▸ Data for this exercise
=-=-=-=-=
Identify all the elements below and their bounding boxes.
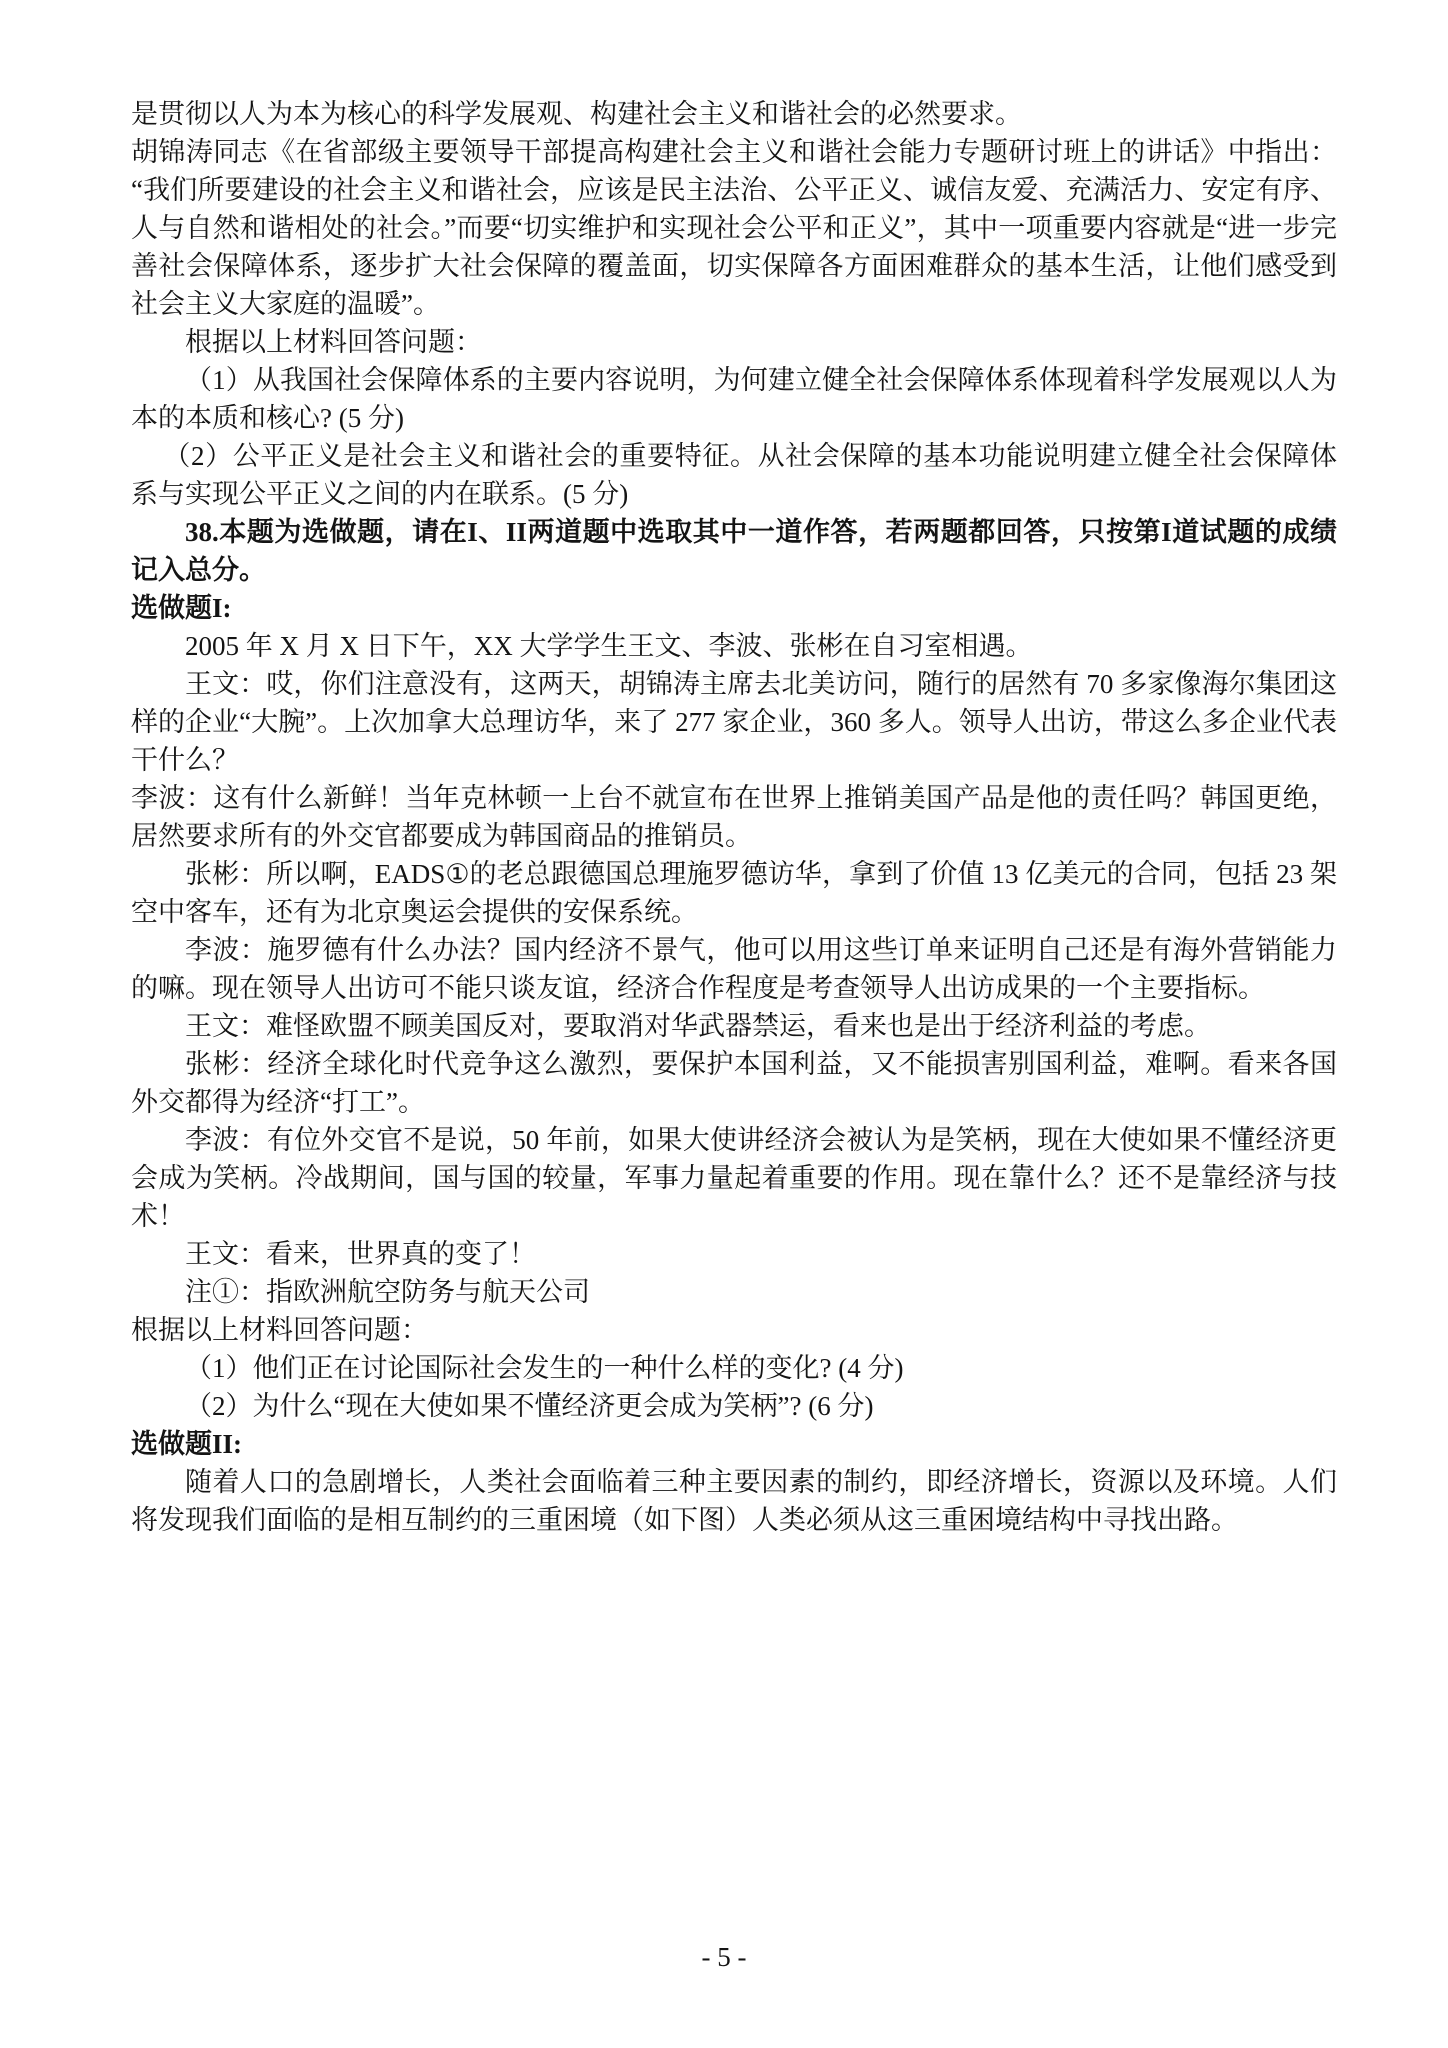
=-=-=-=-=
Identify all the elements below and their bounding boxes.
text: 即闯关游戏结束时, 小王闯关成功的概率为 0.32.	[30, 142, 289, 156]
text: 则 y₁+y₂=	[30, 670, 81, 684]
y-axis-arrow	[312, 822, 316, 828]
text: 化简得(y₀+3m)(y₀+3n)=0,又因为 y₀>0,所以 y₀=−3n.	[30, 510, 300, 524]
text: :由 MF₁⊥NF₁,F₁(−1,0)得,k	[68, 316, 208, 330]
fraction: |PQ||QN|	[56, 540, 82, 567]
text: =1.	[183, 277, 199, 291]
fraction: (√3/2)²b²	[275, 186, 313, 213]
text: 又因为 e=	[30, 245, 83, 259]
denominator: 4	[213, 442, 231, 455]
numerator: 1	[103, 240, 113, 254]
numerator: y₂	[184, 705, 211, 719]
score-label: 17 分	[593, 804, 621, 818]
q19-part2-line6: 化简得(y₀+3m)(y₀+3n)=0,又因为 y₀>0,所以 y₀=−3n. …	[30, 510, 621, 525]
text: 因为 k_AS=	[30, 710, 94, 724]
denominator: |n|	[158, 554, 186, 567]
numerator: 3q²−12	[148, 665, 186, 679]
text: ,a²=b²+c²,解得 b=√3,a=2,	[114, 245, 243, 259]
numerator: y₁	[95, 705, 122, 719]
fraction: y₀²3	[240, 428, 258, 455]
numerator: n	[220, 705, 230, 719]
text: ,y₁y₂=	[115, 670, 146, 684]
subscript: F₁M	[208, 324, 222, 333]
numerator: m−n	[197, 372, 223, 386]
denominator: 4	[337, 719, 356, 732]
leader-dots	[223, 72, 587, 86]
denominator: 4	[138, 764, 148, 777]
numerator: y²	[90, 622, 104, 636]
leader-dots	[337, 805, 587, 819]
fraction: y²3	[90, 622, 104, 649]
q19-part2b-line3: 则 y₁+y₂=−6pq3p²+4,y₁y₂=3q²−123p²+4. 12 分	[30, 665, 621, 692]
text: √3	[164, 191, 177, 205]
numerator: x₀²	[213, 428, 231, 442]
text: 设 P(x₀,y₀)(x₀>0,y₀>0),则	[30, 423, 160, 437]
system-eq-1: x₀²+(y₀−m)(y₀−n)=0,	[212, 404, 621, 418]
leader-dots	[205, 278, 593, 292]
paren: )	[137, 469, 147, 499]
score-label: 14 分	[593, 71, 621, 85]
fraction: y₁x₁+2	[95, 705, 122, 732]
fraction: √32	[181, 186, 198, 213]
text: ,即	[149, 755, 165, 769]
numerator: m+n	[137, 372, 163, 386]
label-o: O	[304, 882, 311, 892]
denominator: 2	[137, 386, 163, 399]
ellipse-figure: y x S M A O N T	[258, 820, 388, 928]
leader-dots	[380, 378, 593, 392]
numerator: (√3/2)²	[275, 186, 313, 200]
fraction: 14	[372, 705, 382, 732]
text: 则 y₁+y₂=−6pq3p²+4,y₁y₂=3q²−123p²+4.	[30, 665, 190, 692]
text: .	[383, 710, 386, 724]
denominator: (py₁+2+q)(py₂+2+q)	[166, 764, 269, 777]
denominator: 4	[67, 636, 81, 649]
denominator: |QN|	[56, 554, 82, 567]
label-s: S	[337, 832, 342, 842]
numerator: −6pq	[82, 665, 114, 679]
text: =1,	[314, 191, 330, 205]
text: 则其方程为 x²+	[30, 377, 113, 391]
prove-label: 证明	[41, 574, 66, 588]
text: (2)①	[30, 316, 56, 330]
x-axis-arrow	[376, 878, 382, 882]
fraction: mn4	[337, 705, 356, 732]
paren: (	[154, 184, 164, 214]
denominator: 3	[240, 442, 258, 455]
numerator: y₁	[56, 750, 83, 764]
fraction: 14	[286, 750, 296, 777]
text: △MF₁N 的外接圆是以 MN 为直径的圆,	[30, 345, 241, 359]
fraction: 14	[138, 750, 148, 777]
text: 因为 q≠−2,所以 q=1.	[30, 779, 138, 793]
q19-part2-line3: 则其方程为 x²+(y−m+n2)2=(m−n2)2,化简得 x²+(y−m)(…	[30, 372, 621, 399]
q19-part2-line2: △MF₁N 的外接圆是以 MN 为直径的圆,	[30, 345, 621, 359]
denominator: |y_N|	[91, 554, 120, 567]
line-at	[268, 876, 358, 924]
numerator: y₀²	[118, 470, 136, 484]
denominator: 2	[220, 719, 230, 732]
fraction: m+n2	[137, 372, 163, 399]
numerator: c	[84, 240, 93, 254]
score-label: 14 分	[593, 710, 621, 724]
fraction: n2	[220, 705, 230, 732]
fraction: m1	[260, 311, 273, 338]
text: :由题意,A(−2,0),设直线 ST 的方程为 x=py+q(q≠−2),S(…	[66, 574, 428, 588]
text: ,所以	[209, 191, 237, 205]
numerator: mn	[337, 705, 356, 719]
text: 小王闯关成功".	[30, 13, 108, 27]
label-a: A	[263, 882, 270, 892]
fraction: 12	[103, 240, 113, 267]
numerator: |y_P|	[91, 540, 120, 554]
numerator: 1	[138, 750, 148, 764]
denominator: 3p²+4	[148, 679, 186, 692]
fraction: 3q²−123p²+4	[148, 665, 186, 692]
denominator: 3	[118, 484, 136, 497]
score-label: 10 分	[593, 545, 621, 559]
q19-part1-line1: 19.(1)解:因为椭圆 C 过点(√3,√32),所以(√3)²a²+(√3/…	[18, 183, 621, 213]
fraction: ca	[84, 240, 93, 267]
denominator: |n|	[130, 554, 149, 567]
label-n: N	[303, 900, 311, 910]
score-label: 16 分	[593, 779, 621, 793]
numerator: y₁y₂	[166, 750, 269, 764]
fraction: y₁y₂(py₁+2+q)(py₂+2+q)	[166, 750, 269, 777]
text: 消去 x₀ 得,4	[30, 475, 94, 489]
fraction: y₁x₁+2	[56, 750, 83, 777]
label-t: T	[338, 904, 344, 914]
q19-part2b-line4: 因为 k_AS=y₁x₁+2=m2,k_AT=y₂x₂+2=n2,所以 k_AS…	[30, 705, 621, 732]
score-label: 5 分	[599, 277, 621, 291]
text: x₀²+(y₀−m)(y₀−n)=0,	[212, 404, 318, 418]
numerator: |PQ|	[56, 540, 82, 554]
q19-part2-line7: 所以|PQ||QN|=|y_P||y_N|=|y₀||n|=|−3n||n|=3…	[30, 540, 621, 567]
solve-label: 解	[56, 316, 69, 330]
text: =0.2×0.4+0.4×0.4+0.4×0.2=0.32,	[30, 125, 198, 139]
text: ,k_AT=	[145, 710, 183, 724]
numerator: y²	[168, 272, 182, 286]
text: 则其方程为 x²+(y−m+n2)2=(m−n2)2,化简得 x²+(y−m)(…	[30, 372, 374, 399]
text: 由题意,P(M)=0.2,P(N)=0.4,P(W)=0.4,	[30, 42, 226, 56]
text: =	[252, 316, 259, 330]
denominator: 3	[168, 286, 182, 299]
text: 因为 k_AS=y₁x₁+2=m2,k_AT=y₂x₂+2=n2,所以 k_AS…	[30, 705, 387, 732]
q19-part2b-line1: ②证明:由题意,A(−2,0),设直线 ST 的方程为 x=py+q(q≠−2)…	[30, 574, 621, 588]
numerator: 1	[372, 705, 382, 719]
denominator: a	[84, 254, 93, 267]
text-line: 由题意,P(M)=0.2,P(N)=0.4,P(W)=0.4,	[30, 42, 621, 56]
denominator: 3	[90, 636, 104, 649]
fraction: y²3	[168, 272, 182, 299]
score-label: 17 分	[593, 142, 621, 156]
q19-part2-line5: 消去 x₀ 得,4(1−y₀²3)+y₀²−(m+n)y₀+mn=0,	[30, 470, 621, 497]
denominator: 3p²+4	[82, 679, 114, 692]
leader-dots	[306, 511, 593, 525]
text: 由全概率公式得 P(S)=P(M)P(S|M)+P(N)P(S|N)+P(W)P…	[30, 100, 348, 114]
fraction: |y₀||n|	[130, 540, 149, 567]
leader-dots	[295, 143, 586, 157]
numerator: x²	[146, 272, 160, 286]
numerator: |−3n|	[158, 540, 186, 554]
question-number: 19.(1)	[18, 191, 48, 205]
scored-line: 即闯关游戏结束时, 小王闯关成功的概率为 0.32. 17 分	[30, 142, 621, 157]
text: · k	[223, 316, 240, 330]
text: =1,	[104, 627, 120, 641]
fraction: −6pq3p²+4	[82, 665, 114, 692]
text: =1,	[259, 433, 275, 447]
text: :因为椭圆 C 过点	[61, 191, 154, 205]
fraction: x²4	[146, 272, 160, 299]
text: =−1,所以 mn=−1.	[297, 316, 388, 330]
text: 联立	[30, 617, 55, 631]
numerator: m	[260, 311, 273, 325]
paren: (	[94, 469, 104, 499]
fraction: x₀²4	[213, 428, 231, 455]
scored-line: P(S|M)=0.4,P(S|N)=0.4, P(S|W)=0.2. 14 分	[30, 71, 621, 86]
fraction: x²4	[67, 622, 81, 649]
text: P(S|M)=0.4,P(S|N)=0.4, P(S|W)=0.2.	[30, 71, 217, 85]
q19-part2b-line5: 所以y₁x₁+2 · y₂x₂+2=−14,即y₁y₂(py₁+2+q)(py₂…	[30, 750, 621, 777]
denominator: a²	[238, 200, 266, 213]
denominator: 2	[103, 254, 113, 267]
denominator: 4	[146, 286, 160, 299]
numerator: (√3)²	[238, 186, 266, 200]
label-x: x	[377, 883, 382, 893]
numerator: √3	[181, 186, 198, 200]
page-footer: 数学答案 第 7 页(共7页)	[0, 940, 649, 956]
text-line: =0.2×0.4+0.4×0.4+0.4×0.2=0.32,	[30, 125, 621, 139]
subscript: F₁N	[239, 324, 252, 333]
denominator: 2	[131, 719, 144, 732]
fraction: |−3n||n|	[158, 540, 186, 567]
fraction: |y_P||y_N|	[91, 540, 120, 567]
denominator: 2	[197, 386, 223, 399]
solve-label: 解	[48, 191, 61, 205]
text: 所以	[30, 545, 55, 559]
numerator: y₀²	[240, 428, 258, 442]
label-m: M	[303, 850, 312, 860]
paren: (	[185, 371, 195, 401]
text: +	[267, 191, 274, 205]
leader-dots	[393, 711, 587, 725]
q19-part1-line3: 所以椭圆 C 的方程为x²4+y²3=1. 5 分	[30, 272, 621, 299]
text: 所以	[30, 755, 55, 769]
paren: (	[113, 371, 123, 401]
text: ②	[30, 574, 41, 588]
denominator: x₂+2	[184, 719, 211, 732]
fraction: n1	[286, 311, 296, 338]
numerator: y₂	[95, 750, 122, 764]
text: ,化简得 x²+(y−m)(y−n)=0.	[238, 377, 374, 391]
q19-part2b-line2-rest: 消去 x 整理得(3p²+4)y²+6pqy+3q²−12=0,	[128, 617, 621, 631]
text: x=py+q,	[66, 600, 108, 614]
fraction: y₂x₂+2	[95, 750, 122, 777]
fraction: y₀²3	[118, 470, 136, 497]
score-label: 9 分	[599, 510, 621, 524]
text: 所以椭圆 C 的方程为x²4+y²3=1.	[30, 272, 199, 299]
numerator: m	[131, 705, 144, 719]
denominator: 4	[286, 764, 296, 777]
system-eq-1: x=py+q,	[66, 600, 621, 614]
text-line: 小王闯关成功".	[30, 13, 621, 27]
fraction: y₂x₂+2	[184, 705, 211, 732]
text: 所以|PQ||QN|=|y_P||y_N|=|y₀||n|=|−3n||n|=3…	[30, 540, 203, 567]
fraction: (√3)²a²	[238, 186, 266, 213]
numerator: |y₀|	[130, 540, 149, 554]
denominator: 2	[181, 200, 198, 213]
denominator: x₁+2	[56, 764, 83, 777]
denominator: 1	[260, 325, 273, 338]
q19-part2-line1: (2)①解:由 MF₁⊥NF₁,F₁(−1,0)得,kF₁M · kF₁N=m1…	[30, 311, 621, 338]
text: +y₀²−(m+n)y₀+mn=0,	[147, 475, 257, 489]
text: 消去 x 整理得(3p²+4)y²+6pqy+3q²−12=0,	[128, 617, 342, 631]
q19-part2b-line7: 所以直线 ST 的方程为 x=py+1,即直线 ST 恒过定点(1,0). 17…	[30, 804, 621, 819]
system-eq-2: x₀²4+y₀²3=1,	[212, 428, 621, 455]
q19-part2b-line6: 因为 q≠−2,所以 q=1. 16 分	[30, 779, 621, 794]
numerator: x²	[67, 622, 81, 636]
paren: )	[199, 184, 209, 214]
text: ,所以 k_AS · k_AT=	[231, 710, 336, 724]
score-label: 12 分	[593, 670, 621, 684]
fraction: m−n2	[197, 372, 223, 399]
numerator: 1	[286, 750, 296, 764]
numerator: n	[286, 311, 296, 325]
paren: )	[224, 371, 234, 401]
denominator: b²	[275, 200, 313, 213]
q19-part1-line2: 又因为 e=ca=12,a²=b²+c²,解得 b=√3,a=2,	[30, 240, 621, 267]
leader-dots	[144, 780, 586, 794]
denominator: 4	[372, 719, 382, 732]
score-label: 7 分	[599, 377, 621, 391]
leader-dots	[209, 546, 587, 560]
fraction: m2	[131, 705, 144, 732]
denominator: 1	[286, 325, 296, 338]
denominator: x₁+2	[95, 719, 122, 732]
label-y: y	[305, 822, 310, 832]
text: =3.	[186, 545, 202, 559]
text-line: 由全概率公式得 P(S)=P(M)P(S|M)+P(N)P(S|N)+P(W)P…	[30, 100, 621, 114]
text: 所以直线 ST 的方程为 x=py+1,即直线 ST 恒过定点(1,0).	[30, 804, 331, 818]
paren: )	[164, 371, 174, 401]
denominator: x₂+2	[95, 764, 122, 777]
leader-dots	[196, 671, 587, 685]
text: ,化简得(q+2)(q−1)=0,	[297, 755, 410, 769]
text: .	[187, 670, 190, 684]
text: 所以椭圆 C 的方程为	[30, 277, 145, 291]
=-=-=-=-=
▸ Written instruction
Please count the rows above that contain the string "的外接圆是以", and reply with only that number.

▸ Task answer
2